[Information supplied]
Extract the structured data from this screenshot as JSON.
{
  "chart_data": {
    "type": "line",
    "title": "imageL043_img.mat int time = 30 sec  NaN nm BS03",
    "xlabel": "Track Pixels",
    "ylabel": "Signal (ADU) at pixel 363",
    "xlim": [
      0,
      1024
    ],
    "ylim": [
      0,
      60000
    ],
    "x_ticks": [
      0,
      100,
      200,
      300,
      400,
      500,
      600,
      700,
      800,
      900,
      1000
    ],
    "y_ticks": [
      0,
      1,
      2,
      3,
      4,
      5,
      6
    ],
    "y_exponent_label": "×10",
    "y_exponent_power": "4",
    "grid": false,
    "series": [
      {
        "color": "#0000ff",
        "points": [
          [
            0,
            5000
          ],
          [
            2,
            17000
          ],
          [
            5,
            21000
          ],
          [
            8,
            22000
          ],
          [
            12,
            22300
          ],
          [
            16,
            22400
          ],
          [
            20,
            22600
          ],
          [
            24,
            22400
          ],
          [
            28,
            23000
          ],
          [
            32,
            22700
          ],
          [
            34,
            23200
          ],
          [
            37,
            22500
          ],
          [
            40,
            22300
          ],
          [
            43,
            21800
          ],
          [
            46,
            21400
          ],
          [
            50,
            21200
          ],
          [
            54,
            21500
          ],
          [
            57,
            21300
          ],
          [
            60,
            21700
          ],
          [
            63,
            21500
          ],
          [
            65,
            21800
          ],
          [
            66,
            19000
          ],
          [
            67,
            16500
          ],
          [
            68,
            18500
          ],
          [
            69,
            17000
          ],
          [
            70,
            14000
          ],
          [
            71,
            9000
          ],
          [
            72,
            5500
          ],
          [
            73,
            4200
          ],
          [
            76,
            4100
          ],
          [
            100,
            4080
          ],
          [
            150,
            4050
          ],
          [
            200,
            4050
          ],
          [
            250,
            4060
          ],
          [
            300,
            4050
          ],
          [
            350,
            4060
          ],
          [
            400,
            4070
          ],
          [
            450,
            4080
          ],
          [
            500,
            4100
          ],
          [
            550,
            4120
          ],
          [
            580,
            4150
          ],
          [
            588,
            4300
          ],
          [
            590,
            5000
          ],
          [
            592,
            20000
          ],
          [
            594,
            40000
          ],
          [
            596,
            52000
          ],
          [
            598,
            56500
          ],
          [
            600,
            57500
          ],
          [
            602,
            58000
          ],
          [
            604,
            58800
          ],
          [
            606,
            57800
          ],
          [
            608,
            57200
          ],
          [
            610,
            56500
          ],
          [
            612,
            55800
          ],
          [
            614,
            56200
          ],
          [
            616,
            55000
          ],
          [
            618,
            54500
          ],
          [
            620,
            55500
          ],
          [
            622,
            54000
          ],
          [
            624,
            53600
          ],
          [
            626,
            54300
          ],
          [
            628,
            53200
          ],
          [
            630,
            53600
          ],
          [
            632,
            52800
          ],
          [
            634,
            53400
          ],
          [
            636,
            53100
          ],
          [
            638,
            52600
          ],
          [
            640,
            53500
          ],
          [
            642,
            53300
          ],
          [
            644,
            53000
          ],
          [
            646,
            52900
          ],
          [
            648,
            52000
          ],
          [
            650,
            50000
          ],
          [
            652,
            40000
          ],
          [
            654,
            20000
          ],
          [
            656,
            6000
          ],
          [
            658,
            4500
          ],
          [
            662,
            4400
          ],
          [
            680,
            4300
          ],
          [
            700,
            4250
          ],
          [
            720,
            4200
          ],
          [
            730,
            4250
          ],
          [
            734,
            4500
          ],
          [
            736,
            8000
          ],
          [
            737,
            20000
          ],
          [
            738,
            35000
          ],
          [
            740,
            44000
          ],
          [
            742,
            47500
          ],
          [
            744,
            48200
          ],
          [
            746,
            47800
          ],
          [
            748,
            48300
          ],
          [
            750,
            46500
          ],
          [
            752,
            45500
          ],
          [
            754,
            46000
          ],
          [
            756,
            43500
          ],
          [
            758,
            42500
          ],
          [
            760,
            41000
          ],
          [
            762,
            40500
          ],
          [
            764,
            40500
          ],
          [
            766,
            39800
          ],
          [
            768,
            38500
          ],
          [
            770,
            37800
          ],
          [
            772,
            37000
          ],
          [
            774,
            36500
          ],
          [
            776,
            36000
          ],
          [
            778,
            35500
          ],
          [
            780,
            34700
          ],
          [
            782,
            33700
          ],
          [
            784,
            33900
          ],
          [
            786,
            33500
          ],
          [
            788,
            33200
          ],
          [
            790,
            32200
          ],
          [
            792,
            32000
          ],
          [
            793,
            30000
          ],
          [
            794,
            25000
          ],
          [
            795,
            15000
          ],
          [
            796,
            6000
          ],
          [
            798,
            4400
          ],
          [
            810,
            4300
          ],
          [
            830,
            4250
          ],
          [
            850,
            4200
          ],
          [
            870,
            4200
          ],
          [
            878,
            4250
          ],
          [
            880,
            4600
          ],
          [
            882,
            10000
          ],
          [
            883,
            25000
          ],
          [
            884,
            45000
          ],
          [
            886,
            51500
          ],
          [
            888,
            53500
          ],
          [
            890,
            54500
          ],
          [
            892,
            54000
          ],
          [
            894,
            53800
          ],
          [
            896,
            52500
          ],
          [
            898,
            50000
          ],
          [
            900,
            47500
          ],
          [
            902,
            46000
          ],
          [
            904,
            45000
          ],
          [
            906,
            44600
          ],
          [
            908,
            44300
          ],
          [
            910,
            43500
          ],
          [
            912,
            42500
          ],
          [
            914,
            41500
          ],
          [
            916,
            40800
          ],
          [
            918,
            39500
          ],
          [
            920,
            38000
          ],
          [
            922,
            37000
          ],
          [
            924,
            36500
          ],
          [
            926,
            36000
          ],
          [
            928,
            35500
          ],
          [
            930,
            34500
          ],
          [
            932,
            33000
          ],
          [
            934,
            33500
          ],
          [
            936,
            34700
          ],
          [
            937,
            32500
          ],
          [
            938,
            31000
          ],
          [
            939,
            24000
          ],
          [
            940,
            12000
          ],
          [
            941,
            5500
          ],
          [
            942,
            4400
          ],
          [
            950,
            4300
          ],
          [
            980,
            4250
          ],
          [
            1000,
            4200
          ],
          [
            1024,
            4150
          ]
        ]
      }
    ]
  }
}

[Task brief] Return the listing above word for word.

[Final answer]
Extract the structured data from this screenshot as JSON.
{
  "chart_data": {
    "type": "line",
    "title": "imageL043_img.mat int time = 30 sec  NaN nm BS03",
    "xlabel": "Track Pixels",
    "ylabel": "Signal (ADU) at pixel 363",
    "xlim": [
      0,
      1024
    ],
    "ylim": [
      0,
      60000
    ],
    "x_ticks": [
      0,
      100,
      200,
      300,
      400,
      500,
      600,
      700,
      800,
      900,
      1000
    ],
    "y_ticks": [
      0,
      1,
      2,
      3,
      4,
      5,
      6
    ],
    "y_exponent_label": "×10",
    "y_exponent_power": "4",
    "grid": false,
    "series": [
      {
        "color": "#0000ff",
        "points": [
          [
            0,
            5000
          ],
          [
            2,
            17000
          ],
          [
            5,
            21000
          ],
          [
            8,
            22000
          ],
          [
            12,
            22300
          ],
          [
            16,
            22400
          ],
          [
            20,
            22600
          ],
          [
            24,
            22400
          ],
          [
            28,
            23000
          ],
          [
            32,
            22700
          ],
          [
            34,
            23200
          ],
          [
            37,
            22500
          ],
          [
            40,
            22300
          ],
          [
            43,
            21800
          ],
          [
            46,
            21400
          ],
          [
            50,
            21200
          ],
          [
            54,
            21500
          ],
          [
            57,
            21300
          ],
          [
            60,
            21700
          ],
          [
            63,
            21500
          ],
          [
            65,
            21800
          ],
          [
            66,
            19000
          ],
          [
            67,
            16500
          ],
          [
            68,
            18500
          ],
          [
            69,
            17000
          ],
          [
            70,
            14000
          ],
          [
            71,
            9000
          ],
          [
            72,
            5500
          ],
          [
            73,
            4200
          ],
          [
            76,
            4100
          ],
          [
            100,
            4080
          ],
          [
            150,
            4050
          ],
          [
            200,
            4050
          ],
          [
            250,
            4060
          ],
          [
            300,
            4050
          ],
          [
            350,
            4060
          ],
          [
            400,
            4070
          ],
          [
            450,
            4080
          ],
          [
            500,
            4100
          ],
          [
            550,
            4120
          ],
          [
            580,
            4150
          ],
          [
            588,
            4300
          ],
          [
            590,
            5000
          ],
          [
            592,
            20000
          ],
          [
            594,
            40000
          ],
          [
            596,
            52000
          ],
          [
            598,
            56500
          ],
          [
            600,
            57500
          ],
          [
            602,
            58000
          ],
          [
            604,
            58800
          ],
          [
            606,
            57800
          ],
          [
            608,
            57200
          ],
          [
            610,
            56500
          ],
          [
            612,
            55800
          ],
          [
            614,
            56200
          ],
          [
            616,
            55000
          ],
          [
            618,
            54500
          ],
          [
            620,
            55500
          ],
          [
            622,
            54000
          ],
          [
            624,
            53600
          ],
          [
            626,
            54300
          ],
          [
            628,
            53200
          ],
          [
            630,
            53600
          ],
          [
            632,
            52800
          ],
          [
            634,
            53400
          ],
          [
            636,
            53100
          ],
          [
            638,
            52600
          ],
          [
            640,
            53500
          ],
          [
            642,
            53300
          ],
          [
            644,
            53000
          ],
          [
            646,
            52900
          ],
          [
            648,
            52000
          ],
          [
            650,
            50000
          ],
          [
            652,
            40000
          ],
          [
            654,
            20000
          ],
          [
            656,
            6000
          ],
          [
            658,
            4500
          ],
          [
            662,
            4400
          ],
          [
            680,
            4300
          ],
          [
            700,
            4250
          ],
          [
            720,
            4200
          ],
          [
            730,
            4250
          ],
          [
            734,
            4500
          ],
          [
            736,
            8000
          ],
          [
            737,
            20000
          ],
          [
            738,
            35000
          ],
          [
            740,
            44000
          ],
          [
            742,
            47500
          ],
          [
            744,
            48200
          ],
          [
            746,
            47800
          ],
          [
            748,
            48300
          ],
          [
            750,
            46500
          ],
          [
            752,
            45500
          ],
          [
            754,
            46000
          ],
          [
            756,
            43500
          ],
          [
            758,
            42500
          ],
          [
            760,
            41000
          ],
          [
            762,
            40500
          ],
          [
            764,
            40500
          ],
          [
            766,
            39800
          ],
          [
            768,
            38500
          ],
          [
            770,
            37800
          ],
          [
            772,
            37000
          ],
          [
            774,
            36500
          ],
          [
            776,
            36000
          ],
          [
            778,
            35500
          ],
          [
            780,
            34700
          ],
          [
            782,
            33700
          ],
          [
            784,
            33900
          ],
          [
            786,
            33500
          ],
          [
            788,
            33200
          ],
          [
            790,
            32200
          ],
          [
            792,
            32000
          ],
          [
            793,
            30000
          ],
          [
            794,
            25000
          ],
          [
            795,
            15000
          ],
          [
            796,
            6000
          ],
          [
            798,
            4400
          ],
          [
            810,
            4300
          ],
          [
            830,
            4250
          ],
          [
            850,
            4200
          ],
          [
            870,
            4200
          ],
          [
            878,
            4250
          ],
          [
            880,
            4600
          ],
          [
            882,
            10000
          ],
          [
            883,
            25000
          ],
          [
            884,
            45000
          ],
          [
            886,
            51500
          ],
          [
            888,
            53500
          ],
          [
            890,
            54500
          ],
          [
            892,
            54000
          ],
          [
            894,
            53800
          ],
          [
            896,
            52500
          ],
          [
            898,
            50000
          ],
          [
            900,
            47500
          ],
          [
            902,
            46000
          ],
          [
            904,
            45000
          ],
          [
            906,
            44600
          ],
          [
            908,
            44300
          ],
          [
            910,
            43500
          ],
          [
            912,
            42500
          ],
          [
            914,
            41500
          ],
          [
            916,
            40800
          ],
          [
            918,
            39500
          ],
          [
            920,
            38000
          ],
          [
            922,
            37000
          ],
          [
            924,
            36500
          ],
          [
            926,
            36000
          ],
          [
            928,
            35500
          ],
          [
            930,
            34500
          ],
          [
            932,
            33000
          ],
          [
            934,
            33500
          ],
          [
            936,
            34700
          ],
          [
            937,
            32500
          ],
          [
            938,
            31000
          ],
          [
            939,
            24000
          ],
          [
            940,
            12000
          ],
          [
            941,
            5500
          ],
          [
            942,
            4400
          ],
          [
            950,
            4300
          ],
          [
            980,
            4250
          ],
          [
            1000,
            4200
          ],
          [
            1024,
            4150
          ]
        ]
      }
    ]
  }
}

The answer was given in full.